**THE EXERCISE**
Copy each line of the entries beneath that contains the word "instrumentos".

(Data records)

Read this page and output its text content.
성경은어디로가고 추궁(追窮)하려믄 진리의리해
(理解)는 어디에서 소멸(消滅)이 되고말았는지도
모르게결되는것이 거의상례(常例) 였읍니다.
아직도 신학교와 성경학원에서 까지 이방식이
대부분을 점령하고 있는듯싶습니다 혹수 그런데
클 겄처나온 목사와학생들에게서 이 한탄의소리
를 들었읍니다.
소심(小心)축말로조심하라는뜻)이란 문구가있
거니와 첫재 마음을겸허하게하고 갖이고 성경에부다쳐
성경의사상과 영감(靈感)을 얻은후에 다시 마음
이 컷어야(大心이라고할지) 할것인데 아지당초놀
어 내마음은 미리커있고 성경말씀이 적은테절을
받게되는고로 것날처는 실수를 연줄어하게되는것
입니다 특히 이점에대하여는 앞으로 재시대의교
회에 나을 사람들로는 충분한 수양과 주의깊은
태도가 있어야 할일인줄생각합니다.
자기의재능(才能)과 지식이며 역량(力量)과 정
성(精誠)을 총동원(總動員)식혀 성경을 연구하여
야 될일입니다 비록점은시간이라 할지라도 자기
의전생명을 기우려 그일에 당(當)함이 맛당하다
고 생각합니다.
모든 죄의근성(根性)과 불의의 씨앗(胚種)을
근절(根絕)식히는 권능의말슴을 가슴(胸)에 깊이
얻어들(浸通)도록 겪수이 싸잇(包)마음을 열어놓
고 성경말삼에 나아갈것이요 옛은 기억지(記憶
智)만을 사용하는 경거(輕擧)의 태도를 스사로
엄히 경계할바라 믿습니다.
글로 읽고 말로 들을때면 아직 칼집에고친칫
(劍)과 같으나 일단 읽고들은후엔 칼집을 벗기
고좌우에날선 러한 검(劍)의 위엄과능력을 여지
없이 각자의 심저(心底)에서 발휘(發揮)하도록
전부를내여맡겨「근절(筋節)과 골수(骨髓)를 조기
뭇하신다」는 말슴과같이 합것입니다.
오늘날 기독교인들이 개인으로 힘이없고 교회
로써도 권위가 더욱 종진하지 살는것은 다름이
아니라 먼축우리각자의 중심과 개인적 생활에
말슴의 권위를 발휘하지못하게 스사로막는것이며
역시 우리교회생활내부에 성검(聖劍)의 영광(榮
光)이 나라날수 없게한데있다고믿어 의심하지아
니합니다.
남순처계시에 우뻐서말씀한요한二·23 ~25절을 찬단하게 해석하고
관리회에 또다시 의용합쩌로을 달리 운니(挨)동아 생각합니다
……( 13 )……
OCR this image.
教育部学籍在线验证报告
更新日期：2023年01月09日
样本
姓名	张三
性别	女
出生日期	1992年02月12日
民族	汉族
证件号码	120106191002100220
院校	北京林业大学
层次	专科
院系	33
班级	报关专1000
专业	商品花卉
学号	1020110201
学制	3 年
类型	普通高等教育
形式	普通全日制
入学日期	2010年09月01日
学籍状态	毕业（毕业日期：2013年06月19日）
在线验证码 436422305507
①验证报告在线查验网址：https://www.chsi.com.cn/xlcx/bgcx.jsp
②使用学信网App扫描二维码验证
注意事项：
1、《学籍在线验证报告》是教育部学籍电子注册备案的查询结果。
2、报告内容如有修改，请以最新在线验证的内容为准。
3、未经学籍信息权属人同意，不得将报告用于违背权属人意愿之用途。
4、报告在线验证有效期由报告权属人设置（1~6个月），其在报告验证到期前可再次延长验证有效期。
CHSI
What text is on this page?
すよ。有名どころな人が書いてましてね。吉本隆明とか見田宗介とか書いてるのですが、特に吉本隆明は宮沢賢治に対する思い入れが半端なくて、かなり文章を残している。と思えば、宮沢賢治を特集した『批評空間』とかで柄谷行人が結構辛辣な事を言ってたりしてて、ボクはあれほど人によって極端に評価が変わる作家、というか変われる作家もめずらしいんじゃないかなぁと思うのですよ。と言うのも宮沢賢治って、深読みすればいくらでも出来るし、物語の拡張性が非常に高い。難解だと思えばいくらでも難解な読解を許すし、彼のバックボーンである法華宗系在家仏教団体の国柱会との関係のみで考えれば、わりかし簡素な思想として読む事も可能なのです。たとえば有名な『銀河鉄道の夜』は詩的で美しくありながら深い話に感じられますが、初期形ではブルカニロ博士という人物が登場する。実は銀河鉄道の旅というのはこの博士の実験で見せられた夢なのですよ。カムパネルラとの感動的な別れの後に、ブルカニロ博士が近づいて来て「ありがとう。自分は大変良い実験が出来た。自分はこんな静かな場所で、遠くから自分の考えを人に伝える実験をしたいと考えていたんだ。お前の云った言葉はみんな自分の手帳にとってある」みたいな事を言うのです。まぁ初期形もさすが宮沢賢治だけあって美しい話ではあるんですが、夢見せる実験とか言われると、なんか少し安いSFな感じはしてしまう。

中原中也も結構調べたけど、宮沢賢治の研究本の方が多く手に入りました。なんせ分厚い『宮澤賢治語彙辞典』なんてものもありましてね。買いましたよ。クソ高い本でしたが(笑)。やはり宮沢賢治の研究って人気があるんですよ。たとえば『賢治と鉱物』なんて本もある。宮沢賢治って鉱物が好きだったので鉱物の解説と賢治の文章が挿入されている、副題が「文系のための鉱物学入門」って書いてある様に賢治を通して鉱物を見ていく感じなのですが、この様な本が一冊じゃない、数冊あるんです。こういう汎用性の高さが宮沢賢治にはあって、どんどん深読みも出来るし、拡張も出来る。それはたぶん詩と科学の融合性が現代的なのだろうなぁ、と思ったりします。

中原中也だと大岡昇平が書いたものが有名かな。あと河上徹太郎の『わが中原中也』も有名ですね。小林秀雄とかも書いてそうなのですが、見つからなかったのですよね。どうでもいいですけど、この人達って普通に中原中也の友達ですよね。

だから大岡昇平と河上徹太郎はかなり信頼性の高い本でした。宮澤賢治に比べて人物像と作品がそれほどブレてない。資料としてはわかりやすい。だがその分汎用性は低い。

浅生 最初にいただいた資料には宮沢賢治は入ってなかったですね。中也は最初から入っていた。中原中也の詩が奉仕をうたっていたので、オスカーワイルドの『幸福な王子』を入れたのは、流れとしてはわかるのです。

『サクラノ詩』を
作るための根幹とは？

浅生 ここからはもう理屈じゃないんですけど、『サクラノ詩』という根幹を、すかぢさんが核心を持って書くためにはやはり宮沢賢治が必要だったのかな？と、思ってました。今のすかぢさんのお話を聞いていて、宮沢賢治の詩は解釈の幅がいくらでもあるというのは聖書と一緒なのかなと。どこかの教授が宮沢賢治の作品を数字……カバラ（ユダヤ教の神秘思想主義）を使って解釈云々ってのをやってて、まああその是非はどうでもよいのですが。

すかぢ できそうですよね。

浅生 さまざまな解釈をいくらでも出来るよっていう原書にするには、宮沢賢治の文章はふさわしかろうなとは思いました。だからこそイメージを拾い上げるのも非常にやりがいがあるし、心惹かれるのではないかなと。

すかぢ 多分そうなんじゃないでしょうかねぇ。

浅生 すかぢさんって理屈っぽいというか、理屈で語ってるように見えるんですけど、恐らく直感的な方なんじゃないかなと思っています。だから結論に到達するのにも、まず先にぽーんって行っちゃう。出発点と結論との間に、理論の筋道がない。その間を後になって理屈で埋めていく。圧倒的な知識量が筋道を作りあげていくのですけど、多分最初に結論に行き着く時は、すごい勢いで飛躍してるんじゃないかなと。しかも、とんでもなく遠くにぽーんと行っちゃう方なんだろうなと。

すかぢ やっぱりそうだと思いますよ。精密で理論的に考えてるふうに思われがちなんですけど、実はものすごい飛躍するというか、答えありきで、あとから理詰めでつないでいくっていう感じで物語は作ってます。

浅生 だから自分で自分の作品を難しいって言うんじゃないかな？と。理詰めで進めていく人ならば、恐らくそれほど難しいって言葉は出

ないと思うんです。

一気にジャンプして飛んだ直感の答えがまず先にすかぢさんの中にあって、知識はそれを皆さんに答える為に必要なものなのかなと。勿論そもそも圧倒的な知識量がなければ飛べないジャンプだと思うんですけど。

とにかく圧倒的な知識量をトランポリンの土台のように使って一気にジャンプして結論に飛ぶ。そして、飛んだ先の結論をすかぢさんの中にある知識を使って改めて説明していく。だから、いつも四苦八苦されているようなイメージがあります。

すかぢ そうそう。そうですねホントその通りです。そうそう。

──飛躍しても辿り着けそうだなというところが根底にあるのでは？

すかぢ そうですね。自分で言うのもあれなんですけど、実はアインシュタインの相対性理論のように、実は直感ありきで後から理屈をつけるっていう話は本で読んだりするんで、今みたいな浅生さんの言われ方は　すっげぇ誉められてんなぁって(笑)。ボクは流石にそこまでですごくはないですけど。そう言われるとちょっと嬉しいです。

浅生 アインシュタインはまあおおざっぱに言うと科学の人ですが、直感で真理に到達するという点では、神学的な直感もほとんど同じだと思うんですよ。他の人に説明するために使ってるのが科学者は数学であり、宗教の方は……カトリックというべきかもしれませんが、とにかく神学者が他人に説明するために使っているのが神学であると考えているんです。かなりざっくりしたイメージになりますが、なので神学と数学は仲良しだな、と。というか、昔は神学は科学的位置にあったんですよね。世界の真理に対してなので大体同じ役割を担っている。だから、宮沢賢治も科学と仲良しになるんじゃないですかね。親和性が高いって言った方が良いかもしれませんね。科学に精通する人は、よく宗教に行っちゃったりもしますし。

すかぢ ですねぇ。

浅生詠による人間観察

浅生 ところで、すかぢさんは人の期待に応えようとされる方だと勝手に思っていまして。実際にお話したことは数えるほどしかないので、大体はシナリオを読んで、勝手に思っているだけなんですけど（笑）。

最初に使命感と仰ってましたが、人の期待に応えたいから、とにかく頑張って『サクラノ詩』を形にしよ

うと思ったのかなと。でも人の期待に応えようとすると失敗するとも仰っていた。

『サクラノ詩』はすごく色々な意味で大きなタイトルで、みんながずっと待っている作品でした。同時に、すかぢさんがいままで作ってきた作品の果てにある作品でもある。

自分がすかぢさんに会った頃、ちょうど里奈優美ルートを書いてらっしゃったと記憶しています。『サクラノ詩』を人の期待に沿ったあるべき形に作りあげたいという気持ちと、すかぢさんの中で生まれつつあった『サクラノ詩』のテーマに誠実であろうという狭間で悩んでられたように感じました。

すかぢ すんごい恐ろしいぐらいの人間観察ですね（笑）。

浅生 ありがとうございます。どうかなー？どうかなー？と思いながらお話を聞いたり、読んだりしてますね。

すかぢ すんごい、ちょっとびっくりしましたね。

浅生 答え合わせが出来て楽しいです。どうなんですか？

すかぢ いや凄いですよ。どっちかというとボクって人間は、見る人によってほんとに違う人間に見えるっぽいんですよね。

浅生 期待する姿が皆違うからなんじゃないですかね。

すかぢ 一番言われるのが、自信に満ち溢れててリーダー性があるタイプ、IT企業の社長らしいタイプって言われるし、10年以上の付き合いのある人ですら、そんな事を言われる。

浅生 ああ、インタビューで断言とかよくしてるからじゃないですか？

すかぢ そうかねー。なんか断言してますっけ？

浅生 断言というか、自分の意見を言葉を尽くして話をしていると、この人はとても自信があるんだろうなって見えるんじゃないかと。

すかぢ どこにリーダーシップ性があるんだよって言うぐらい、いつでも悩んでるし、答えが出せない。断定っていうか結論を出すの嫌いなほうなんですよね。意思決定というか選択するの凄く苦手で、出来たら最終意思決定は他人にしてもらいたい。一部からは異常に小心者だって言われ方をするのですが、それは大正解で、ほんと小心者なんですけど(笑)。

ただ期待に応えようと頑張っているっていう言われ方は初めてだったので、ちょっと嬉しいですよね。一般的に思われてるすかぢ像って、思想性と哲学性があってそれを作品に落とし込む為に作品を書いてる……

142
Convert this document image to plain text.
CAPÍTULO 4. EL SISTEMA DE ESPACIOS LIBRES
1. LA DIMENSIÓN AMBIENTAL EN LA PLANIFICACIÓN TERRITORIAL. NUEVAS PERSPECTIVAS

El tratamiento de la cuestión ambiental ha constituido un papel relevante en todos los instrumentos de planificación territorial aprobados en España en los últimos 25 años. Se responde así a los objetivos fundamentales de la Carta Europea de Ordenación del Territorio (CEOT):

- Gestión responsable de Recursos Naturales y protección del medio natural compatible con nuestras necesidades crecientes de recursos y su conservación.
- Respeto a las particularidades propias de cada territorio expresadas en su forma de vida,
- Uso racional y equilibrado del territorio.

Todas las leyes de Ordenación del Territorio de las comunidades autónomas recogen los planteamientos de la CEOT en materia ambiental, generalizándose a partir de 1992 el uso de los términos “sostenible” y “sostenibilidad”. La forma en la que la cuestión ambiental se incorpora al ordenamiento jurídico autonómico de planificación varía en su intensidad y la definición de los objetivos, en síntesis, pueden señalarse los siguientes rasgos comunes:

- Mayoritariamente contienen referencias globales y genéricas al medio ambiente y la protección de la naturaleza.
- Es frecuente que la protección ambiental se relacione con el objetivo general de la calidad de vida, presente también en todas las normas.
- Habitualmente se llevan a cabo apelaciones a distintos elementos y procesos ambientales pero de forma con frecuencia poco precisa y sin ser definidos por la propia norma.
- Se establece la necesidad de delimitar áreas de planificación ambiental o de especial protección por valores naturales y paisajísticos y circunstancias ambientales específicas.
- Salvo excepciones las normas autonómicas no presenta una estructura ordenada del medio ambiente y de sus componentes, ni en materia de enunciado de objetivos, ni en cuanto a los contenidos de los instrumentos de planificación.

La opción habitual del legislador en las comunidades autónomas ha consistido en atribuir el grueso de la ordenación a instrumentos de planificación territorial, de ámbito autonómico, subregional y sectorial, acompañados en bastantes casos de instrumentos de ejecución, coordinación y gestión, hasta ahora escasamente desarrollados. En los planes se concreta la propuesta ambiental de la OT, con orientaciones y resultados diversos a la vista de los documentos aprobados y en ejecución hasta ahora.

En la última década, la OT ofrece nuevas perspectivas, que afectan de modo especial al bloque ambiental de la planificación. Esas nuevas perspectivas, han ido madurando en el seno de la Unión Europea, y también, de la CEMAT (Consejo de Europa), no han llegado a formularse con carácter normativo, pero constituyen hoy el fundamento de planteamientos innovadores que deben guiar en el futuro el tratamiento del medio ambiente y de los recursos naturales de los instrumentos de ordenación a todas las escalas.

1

**SOLUTION FOR THIS PROBLEM**
El tratamiento de la cuestión ambiental ha constituido un papel relevante en todos los instrumentos de planificación territorial aprobados en España en los últimos 25 años. Se responde así a los objetivos fundamentales de la Carta Europea de Ordenación del Territorio (CEOT):
- Salvo excepciones las normas autonómicas no presenta una estructura ordenada del medio ambiente y de sus componentes, ni en materia de enunciado de objetivos, ni en cuanto a los contenidos de los instrumentos de planificación.
La opción habitual del legislador en las comunidades autónomas ha consistido en atribuir el grueso de la ordenación a instrumentos de planificación territorial, de ámbito autonómico, subregional y sectorial, acompañados en bastantes casos de instrumentos de ejecución, coordinación y gestión, hasta ahora escasamente desarrollados. En los planes se concreta la propuesta ambiental de la OT, con orientaciones y resultados diversos a la vista de los documentos aprobados y en ejecución hasta ahora.
En la última década, la OT ofrece nuevas perspectivas, que afectan de modo especial al bloque ambiental de la planificación. Esas nuevas perspectivas, han ido madurando en el seno de la Unión Europea, y también, de la CEMAT (Consejo de Europa), no han llegado a formularse con carácter normativo, pero constituyen hoy el fundamento de planteamientos innovadores que deben guiar en el futuro el tratamiento del medio ambiente y de los recursos naturales de los instrumentos de ordenación a todas las escalas.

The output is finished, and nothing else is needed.